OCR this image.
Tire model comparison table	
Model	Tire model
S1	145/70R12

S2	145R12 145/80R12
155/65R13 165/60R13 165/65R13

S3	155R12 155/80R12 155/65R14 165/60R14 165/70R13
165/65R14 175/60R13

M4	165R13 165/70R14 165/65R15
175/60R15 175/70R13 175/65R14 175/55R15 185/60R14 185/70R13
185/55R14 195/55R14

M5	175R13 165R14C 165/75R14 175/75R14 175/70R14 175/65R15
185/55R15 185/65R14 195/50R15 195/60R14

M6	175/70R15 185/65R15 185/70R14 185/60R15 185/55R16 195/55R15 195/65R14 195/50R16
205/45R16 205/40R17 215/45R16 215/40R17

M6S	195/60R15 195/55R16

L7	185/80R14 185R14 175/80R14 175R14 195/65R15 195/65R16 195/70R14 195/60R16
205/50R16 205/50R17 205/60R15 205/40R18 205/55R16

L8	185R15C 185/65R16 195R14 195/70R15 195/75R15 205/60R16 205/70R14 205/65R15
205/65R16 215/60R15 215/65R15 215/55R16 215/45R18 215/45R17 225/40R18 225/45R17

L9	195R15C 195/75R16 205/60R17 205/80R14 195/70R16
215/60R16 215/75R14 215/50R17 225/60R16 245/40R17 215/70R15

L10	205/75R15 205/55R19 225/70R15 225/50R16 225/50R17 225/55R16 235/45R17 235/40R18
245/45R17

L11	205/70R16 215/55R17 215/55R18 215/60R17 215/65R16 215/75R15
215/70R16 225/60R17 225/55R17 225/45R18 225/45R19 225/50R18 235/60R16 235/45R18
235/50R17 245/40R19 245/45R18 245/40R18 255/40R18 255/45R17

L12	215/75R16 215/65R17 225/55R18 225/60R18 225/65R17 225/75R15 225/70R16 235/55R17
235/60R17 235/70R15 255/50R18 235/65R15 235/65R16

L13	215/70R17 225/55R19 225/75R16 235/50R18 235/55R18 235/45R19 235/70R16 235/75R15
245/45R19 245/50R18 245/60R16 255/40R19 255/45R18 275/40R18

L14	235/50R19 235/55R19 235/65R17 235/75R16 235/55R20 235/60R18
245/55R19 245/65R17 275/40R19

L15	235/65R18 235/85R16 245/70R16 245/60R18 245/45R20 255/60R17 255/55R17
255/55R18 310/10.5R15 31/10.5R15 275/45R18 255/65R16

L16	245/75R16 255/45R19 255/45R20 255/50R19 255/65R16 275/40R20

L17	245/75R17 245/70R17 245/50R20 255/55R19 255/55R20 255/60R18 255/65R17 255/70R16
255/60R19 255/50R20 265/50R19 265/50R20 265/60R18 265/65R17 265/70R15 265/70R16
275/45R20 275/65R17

--- --- ---

**DIRECTIONS**
Some lines of the data above may hold the word "Tire"; report how many do, and nothing else.

**EXERCISE ANSWER**
2